Data tied to figure images:

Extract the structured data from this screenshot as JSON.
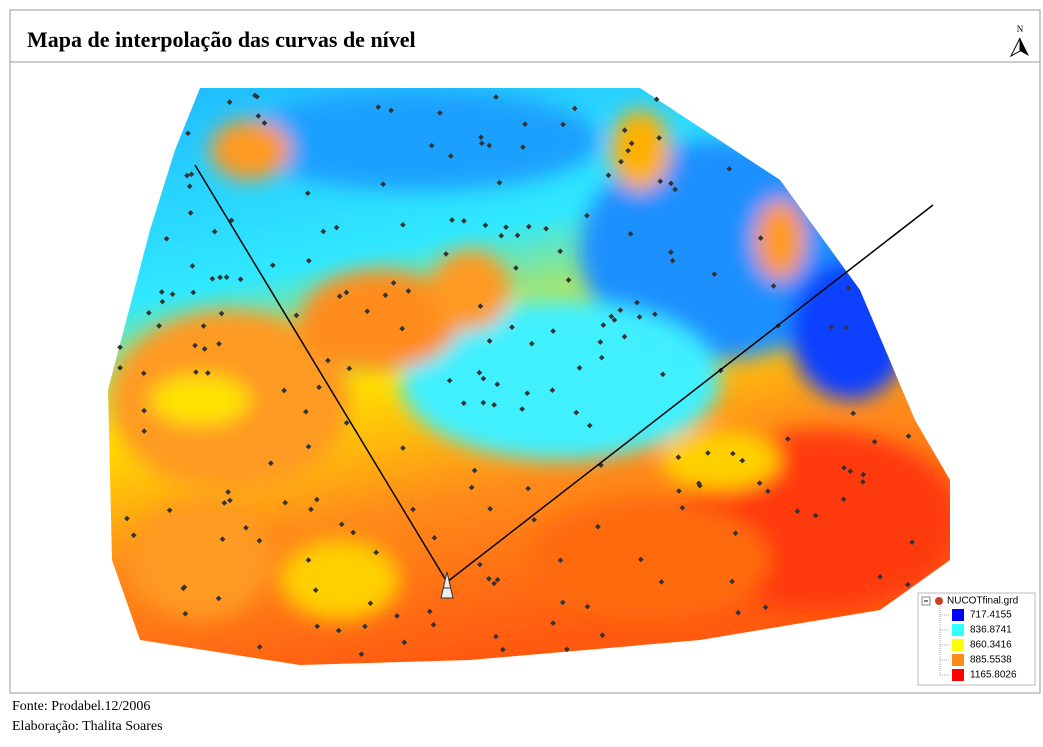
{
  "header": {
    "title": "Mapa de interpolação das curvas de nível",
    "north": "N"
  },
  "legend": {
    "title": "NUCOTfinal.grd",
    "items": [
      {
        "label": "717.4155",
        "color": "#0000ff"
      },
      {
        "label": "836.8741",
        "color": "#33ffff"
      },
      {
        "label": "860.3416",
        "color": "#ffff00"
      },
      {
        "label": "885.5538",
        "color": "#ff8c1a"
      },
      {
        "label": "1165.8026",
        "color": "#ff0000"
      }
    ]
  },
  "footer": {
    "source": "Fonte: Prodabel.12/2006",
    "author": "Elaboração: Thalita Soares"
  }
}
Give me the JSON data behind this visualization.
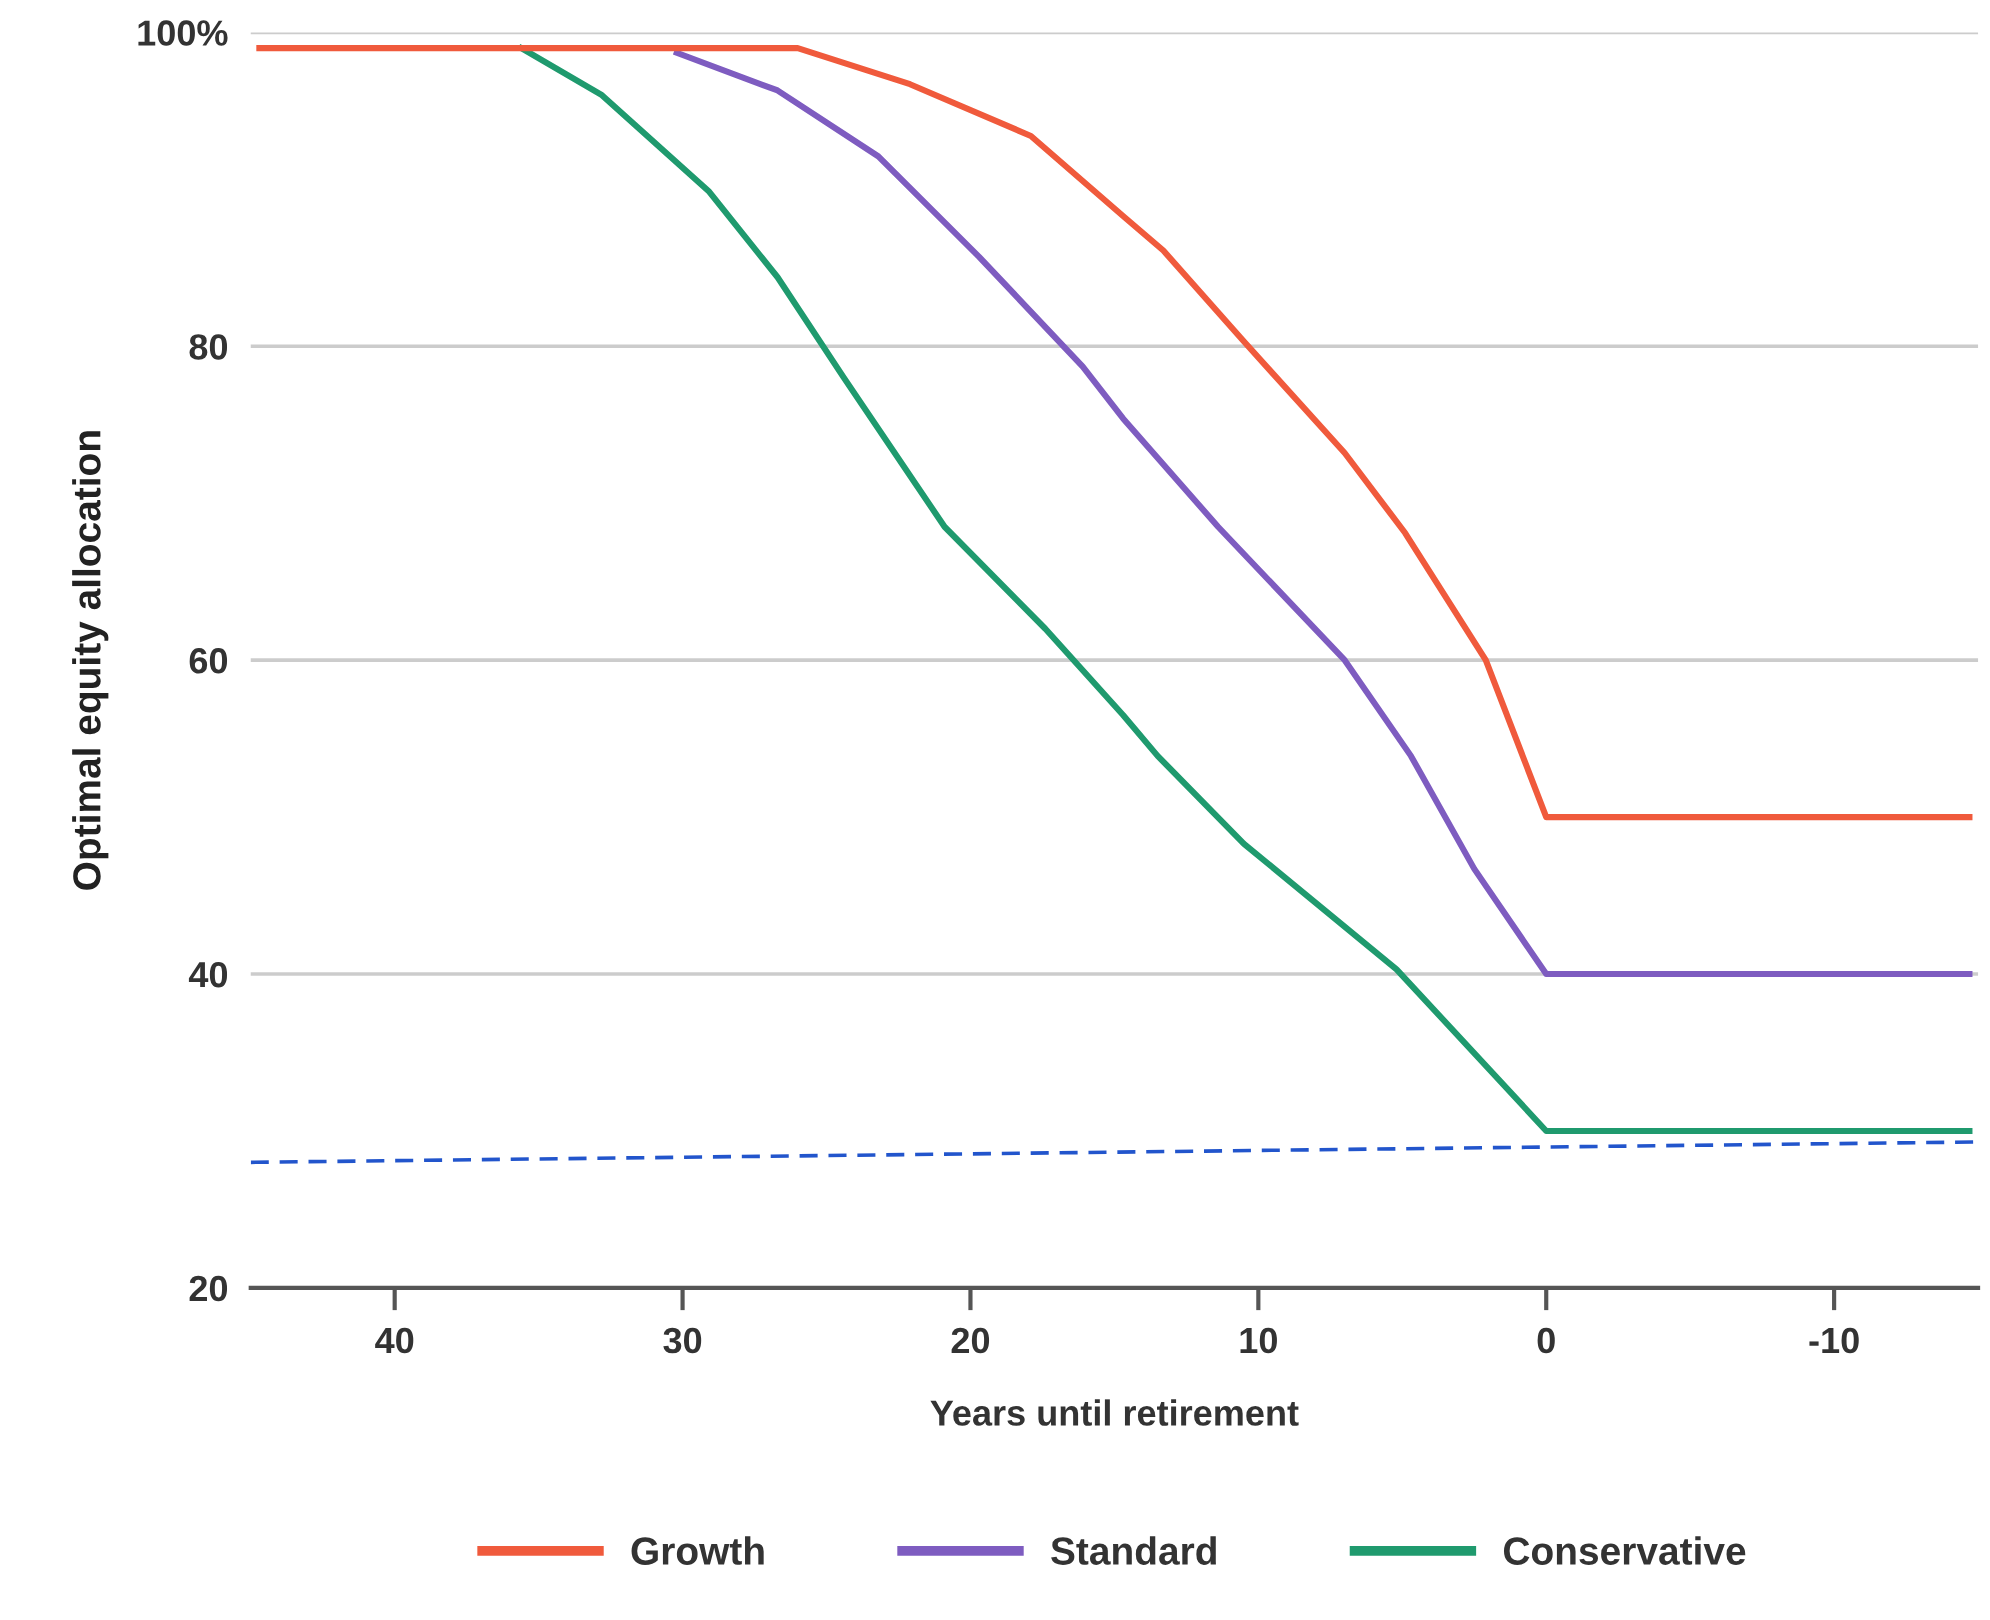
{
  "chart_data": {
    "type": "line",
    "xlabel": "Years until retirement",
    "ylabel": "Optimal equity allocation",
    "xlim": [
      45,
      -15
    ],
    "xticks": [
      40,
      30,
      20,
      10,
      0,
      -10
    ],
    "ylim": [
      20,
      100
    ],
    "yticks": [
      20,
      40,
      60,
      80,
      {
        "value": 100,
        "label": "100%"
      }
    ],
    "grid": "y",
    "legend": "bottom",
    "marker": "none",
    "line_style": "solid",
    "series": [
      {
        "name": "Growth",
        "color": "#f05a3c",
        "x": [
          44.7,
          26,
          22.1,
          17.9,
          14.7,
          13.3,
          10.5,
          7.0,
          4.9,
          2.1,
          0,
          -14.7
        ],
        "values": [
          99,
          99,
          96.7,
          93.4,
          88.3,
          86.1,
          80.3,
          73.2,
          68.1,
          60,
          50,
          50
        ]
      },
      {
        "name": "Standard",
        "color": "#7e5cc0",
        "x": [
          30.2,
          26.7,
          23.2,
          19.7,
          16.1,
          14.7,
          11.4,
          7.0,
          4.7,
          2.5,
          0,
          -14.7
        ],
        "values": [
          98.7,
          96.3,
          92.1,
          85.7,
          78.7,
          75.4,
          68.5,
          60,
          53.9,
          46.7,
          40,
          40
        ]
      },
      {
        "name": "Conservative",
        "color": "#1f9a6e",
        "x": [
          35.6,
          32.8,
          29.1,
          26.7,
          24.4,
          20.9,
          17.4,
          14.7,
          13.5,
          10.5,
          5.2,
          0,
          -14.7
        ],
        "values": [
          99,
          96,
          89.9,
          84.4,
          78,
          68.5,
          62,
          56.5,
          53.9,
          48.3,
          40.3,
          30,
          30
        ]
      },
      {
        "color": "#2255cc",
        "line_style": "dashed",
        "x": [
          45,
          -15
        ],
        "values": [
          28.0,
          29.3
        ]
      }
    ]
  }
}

▸ Exercise task: Return the material exactly as given, apart from the pictures.

▸ Exercise output:
Extract the structured data from this screenshot as JSON.
{
  "header": {
    "title": "Mapa de interpolação das curvas de nível",
    "north": "N"
  },
  "legend": {
    "title": "NUCOTfinal.grd",
    "items": [
      {
        "label": "717.4155",
        "color": "#0000ff"
      },
      {
        "label": "836.8741",
        "color": "#33ffff"
      },
      {
        "label": "860.3416",
        "color": "#ffff00"
      },
      {
        "label": "885.5538",
        "color": "#ff8c1a"
      },
      {
        "label": "1165.8026",
        "color": "#ff0000"
      }
    ]
  },
  "footer": {
    "source": "Fonte: Prodabel.12/2006",
    "author": "Elaboração: Thalita Soares"
  }
}
Give me the JSON data behind this visualization.
{
  "chart_data": {
    "type": "line",
    "xlabel": "Years until retirement",
    "ylabel": "Optimal equity allocation",
    "xlim": [
      45,
      -15
    ],
    "xticks": [
      40,
      30,
      20,
      10,
      0,
      -10
    ],
    "ylim": [
      20,
      100
    ],
    "yticks": [
      20,
      40,
      60,
      80,
      {
        "value": 100,
        "label": "100%"
      }
    ],
    "grid": "y",
    "legend": "bottom",
    "marker": "none",
    "line_style": "solid",
    "series": [
      {
        "name": "Growth",
        "color": "#f05a3c",
        "x": [
          44.7,
          26,
          22.1,
          17.9,
          14.7,
          13.3,
          10.5,
          7.0,
          4.9,
          2.1,
          0,
          -14.7
        ],
        "values": [
          99,
          99,
          96.7,
          93.4,
          88.3,
          86.1,
          80.3,
          73.2,
          68.1,
          60,
          50,
          50
        ]
      },
      {
        "name": "Standard",
        "color": "#7e5cc0",
        "x": [
          30.2,
          26.7,
          23.2,
          19.7,
          16.1,
          14.7,
          11.4,
          7.0,
          4.7,
          2.5,
          0,
          -14.7
        ],
        "values": [
          98.7,
          96.3,
          92.1,
          85.7,
          78.7,
          75.4,
          68.5,
          60,
          53.9,
          46.7,
          40,
          40
        ]
      },
      {
        "name": "Conservative",
        "color": "#1f9a6e",
        "x": [
          35.6,
          32.8,
          29.1,
          26.7,
          24.4,
          20.9,
          17.4,
          14.7,
          13.5,
          10.5,
          5.2,
          0,
          -14.7
        ],
        "values": [
          99,
          96,
          89.9,
          84.4,
          78,
          68.5,
          62,
          56.5,
          53.9,
          48.3,
          40.3,
          30,
          30
        ]
      },
      {
        "color": "#2255cc",
        "line_style": "dashed",
        "x": [
          45,
          -15
        ],
        "values": [
          28.0,
          29.3
        ]
      }
    ]
  }
}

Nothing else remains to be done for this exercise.